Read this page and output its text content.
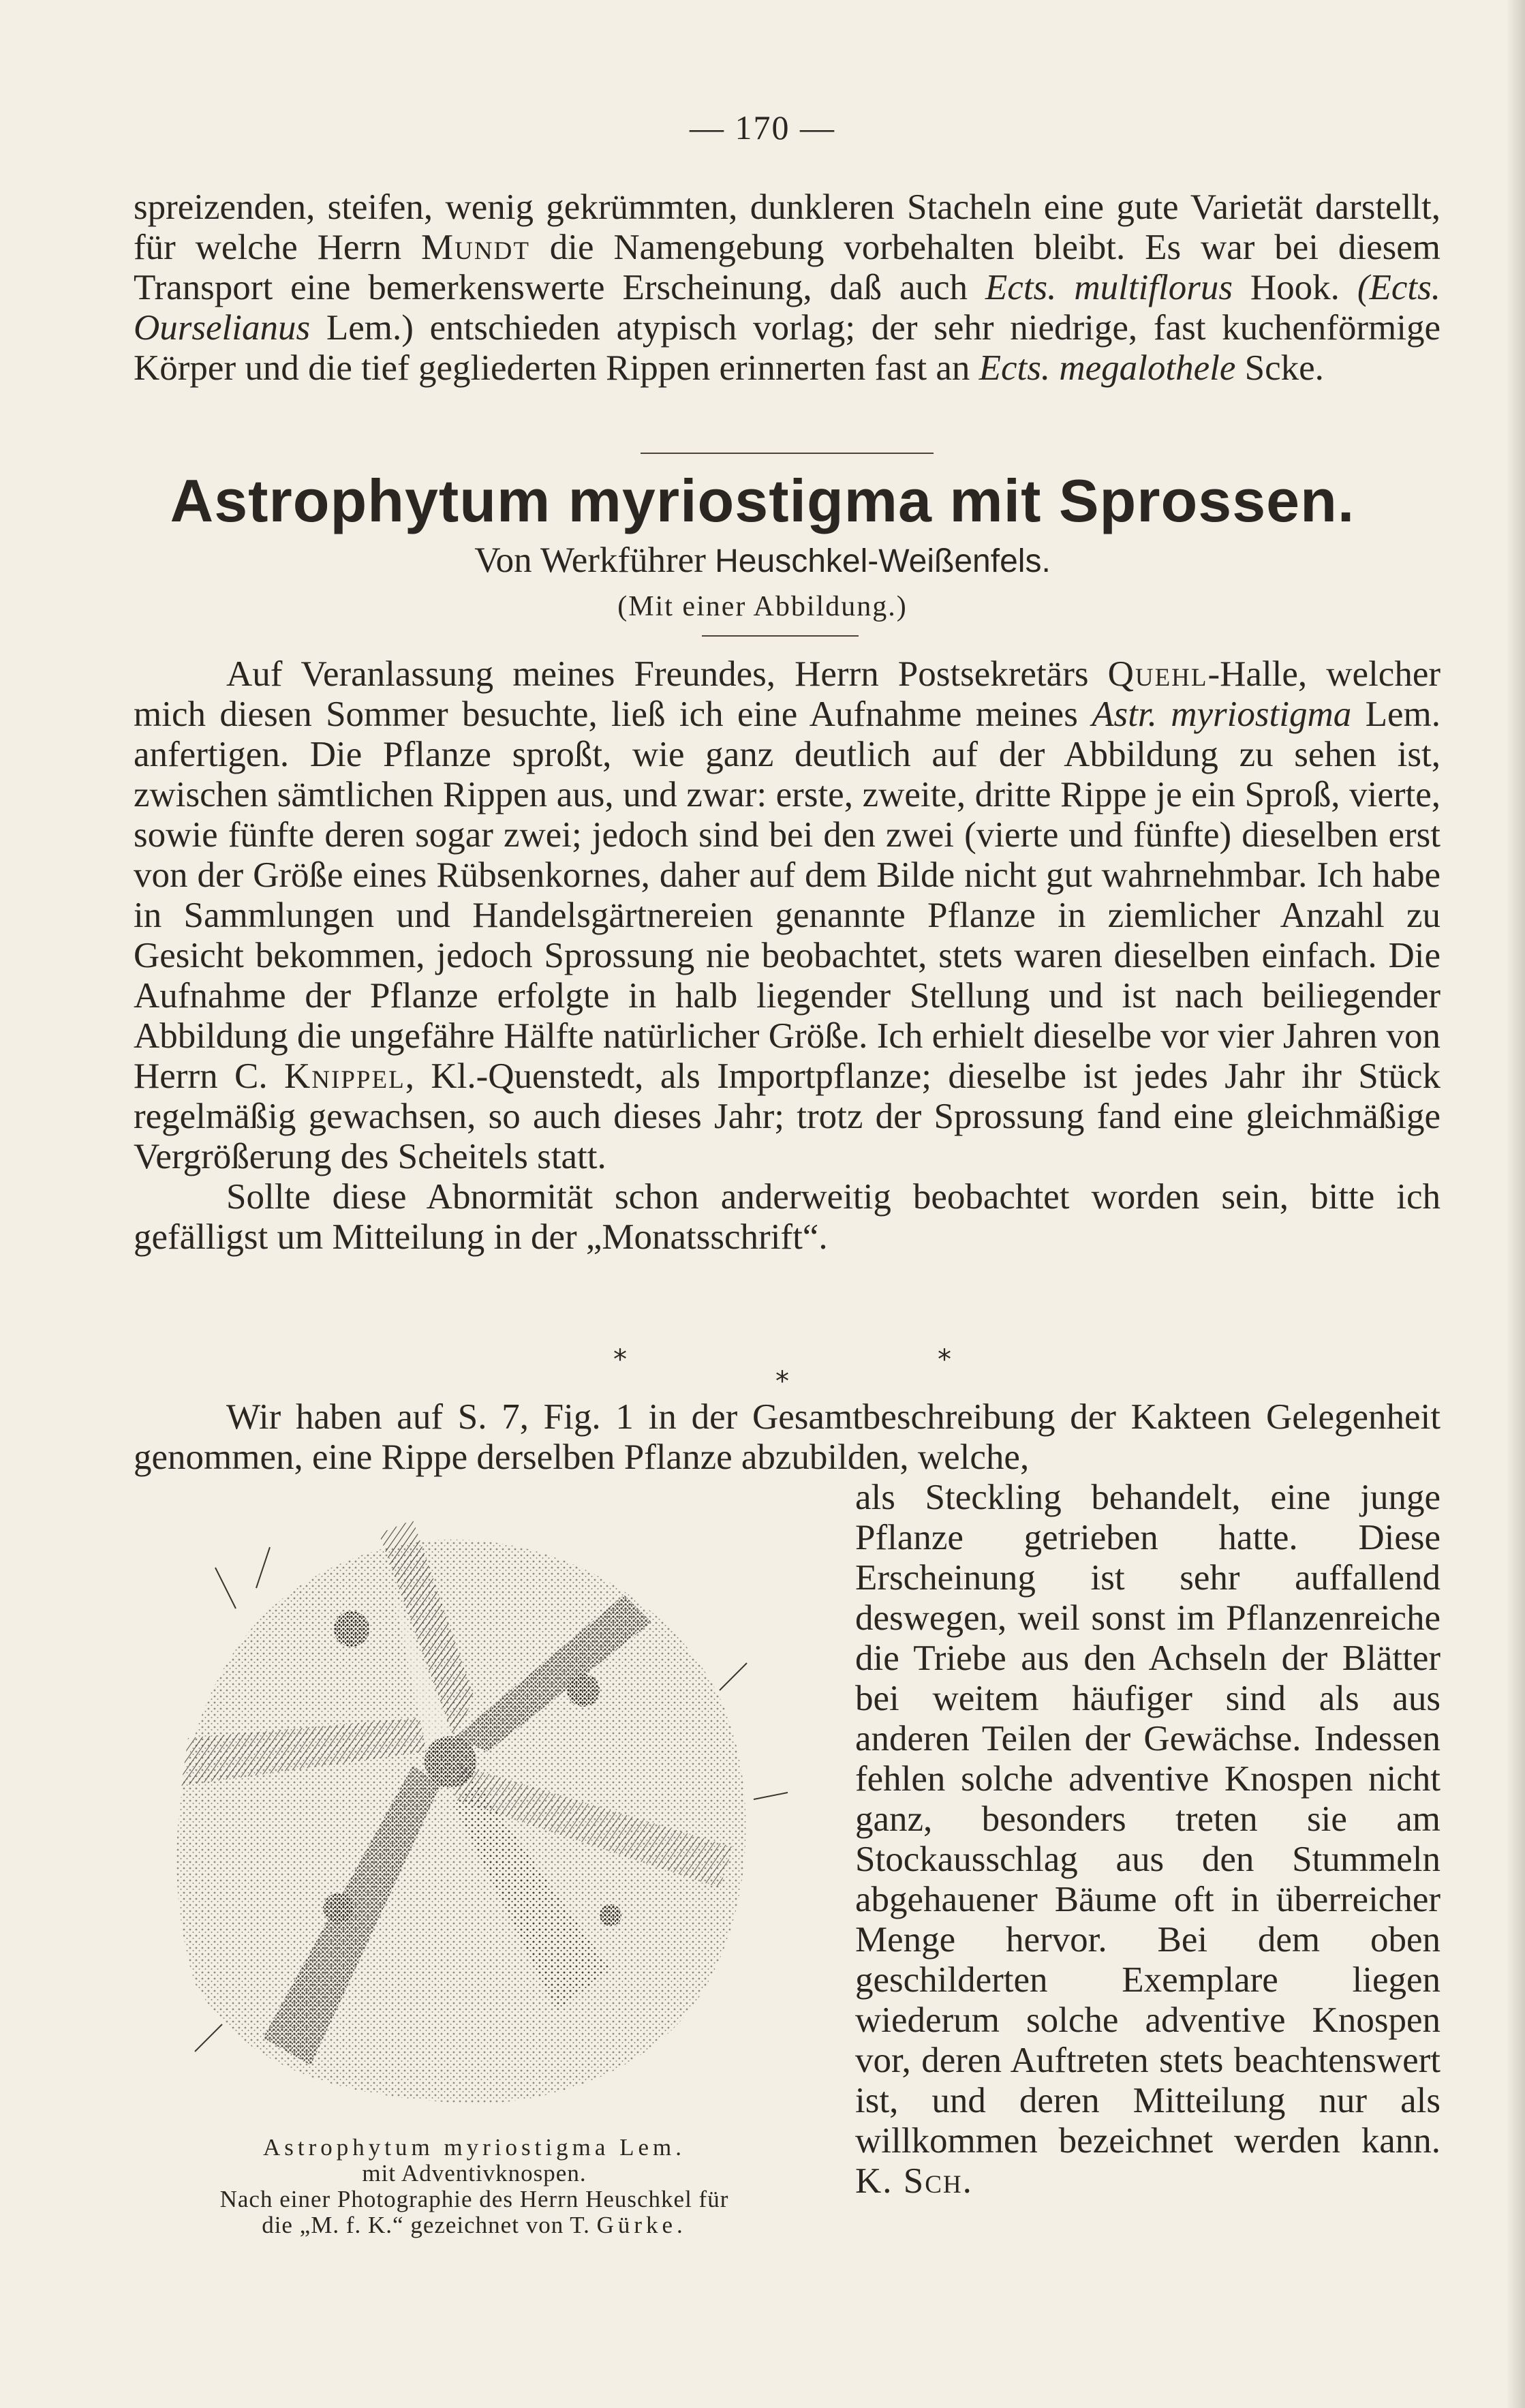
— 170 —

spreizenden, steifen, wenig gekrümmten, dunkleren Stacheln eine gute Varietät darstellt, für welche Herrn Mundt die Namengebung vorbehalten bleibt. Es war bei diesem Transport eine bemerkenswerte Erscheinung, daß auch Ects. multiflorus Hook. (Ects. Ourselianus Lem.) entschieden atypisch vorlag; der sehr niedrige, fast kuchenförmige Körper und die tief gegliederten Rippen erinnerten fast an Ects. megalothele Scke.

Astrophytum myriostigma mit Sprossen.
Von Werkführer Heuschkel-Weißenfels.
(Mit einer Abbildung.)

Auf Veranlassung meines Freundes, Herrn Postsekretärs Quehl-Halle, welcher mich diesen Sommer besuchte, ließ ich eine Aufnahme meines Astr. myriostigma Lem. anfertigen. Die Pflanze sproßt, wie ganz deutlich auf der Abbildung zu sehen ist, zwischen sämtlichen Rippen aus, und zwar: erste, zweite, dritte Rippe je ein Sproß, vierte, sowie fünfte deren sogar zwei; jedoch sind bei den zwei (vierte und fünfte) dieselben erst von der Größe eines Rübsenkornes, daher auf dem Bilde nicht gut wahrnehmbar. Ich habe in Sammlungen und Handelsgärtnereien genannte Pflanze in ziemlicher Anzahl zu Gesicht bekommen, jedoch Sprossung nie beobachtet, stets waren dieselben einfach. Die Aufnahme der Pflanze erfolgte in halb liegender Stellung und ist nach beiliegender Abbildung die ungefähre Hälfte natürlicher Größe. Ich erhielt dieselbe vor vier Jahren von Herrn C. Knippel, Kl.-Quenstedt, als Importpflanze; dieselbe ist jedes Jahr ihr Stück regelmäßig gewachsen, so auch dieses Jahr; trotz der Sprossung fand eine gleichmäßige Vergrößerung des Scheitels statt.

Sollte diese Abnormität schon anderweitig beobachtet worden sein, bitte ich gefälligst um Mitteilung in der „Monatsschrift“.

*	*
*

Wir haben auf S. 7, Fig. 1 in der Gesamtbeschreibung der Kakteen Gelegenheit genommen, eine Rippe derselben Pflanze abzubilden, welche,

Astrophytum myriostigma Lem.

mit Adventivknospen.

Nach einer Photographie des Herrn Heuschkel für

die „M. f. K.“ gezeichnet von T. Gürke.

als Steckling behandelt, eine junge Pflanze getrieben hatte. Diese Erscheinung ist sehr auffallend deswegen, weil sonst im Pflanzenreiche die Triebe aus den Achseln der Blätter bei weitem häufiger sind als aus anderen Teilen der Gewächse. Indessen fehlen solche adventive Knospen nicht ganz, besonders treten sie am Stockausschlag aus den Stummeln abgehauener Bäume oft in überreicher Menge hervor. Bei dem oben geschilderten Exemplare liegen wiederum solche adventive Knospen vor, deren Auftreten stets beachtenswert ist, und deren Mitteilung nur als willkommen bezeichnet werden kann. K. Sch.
§
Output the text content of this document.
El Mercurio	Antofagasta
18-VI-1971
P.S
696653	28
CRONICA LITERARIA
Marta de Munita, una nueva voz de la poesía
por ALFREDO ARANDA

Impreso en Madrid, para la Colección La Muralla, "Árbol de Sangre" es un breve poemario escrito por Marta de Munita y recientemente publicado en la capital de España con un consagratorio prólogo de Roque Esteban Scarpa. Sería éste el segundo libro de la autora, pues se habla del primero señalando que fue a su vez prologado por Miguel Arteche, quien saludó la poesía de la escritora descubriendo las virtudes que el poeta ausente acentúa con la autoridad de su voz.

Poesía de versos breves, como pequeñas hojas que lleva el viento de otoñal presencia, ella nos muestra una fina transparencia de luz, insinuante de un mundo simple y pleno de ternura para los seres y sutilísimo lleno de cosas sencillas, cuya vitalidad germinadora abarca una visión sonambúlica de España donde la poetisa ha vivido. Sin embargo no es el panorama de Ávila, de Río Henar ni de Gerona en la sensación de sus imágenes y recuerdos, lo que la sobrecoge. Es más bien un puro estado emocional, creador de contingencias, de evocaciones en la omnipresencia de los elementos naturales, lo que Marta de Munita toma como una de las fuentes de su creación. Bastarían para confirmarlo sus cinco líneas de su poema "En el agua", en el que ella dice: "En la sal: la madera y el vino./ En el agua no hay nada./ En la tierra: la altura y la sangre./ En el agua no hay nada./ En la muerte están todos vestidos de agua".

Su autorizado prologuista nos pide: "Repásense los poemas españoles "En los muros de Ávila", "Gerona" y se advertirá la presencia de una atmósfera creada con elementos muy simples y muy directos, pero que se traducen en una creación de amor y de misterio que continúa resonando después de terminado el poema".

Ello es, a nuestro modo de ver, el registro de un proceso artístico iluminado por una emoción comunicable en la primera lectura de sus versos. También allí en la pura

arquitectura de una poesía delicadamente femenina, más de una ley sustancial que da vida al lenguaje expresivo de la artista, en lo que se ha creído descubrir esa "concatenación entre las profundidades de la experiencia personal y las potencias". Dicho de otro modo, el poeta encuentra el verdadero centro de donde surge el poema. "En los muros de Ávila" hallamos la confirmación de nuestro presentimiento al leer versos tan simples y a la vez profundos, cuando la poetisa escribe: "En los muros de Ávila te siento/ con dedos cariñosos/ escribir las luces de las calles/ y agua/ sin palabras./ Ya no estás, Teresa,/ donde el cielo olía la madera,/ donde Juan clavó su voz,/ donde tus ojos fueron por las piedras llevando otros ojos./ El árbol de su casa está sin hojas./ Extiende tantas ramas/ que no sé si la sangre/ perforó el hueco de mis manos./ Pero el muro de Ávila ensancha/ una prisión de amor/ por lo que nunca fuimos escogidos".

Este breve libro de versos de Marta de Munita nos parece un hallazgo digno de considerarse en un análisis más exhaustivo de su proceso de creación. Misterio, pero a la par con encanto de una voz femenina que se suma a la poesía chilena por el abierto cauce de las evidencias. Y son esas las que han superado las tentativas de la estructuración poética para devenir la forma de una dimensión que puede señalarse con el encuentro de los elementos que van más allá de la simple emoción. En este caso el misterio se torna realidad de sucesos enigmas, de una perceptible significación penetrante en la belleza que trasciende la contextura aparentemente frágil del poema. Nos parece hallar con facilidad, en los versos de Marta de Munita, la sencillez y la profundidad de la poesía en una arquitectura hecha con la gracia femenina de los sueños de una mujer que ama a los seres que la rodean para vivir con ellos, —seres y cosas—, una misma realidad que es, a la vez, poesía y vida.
§
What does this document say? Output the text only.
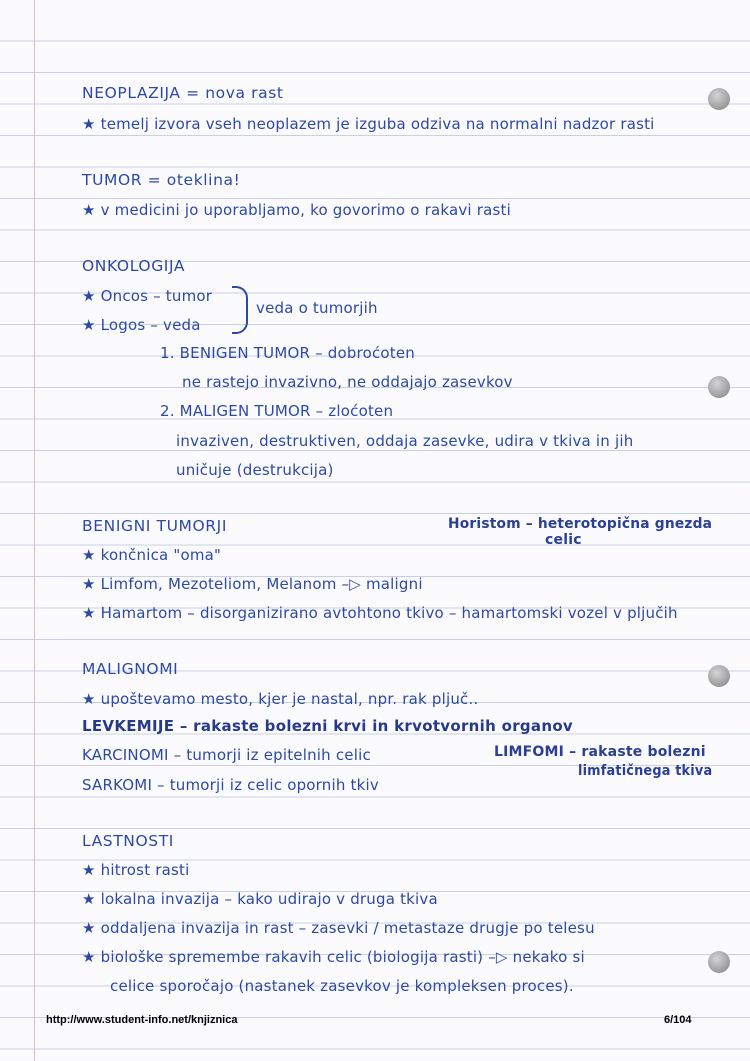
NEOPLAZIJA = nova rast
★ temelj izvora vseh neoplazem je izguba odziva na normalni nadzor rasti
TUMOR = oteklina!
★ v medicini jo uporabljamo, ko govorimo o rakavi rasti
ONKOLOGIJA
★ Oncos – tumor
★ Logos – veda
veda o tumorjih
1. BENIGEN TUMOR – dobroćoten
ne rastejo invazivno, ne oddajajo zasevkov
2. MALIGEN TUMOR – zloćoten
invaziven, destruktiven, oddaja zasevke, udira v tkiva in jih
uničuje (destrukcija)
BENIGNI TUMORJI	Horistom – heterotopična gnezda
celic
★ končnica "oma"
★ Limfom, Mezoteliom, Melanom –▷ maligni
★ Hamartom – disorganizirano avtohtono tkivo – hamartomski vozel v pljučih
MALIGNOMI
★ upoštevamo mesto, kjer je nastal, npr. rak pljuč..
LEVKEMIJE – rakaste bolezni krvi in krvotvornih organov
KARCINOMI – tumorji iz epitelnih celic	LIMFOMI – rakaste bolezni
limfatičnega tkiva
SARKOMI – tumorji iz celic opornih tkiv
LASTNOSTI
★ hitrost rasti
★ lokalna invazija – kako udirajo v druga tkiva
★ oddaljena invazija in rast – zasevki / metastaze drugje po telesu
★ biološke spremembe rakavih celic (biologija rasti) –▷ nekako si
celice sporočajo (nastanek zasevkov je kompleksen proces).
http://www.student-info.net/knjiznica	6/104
§
Whenever the word "this" shows up in a line of the entries, list that line.

Read this page and output its text content.
Output the text content of this document.
What does this document say? Output the text only.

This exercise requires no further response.